┌──
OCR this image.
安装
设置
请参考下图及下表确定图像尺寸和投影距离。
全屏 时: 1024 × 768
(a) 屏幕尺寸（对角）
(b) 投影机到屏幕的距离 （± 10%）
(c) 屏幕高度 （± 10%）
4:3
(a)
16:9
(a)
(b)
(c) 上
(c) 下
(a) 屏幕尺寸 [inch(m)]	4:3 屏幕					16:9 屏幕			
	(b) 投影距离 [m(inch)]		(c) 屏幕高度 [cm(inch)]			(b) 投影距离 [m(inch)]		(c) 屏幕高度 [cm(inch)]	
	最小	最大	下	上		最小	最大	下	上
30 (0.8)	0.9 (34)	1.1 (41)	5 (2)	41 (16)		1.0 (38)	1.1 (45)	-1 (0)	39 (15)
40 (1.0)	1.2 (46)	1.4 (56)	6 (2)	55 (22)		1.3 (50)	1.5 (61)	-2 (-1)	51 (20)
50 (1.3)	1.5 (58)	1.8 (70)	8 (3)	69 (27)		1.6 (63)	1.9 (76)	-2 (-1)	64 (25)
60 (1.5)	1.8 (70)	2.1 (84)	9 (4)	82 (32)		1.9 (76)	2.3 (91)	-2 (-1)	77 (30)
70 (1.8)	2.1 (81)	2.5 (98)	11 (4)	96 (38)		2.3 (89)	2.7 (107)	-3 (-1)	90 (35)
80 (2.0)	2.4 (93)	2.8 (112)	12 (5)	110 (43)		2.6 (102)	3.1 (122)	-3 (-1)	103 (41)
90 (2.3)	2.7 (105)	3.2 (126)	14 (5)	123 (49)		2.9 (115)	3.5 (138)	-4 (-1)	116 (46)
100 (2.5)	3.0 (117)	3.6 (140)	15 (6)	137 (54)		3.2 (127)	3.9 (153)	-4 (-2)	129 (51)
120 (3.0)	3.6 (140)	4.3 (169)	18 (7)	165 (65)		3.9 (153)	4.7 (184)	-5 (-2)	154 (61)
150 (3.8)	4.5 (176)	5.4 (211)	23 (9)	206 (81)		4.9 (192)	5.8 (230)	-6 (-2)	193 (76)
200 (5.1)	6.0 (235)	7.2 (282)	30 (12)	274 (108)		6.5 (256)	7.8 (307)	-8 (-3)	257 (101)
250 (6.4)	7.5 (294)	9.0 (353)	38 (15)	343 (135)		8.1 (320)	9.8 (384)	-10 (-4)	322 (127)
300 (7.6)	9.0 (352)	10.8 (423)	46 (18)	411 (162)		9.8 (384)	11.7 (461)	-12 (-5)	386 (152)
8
└──
TASK STATEMENT: In the listing above, find the lines holding the word "inch" and copy them.

THE OUTPUT:
(a) 屏幕尺寸 [inch(m)]	4:3 屏幕					16:9 屏幕			
	(b) 投影距离 [m(inch)]		(c) 屏幕高度 [cm(inch)]			(b) 投影距离 [m(inch)]		(c) 屏幕高度 [cm(inch)]	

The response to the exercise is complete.